SHORT PROBLEM
Copy out all lines carrying the word "label".

GIVEN INFORMATION
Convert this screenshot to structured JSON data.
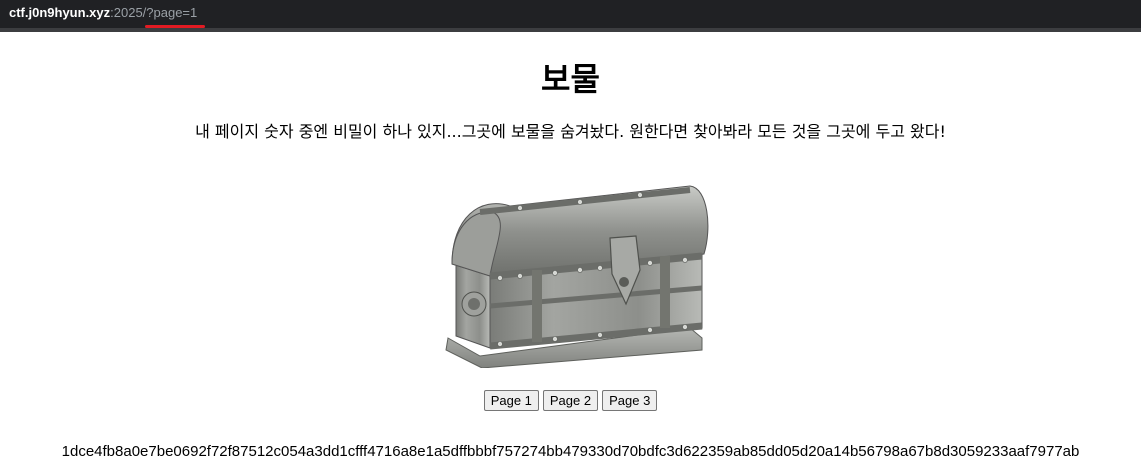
{
  "address_bar": {
    "host": "ctf.j0n9hyun.xyz",
    "rest": ":2025/?page=1",
    "highlight_color": "#e21b23"
  },
  "page": {
    "title": "보물",
    "description": "내 페이지 숫자 중엔 비밀이 하나 있지...그곳에 보물을 숨겨놨다. 원한다면 찾아봐라 모든 것을 그곳에 두고 왔다!",
    "image": "treasure-chest",
    "buttons": [
      {
        "label": "Page 1"
      },
      {
        "label": "Page 2"
      },
      {
        "label": "Page 3"
      }
    ],
    "hash": "1dce4fb8a0e7be0692f72f87512c054a3dd1cfff4716a8e1a5dffbbbf757274bb479330d70bdfc3d622359ab85dd05d20a14b56798a67b8d3059233aaf7977ab"
  }
}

SOLUTION TO THIS EXERCISE
        "label": "Page 1"
        "label": "Page 2"
        "label": "Page 3"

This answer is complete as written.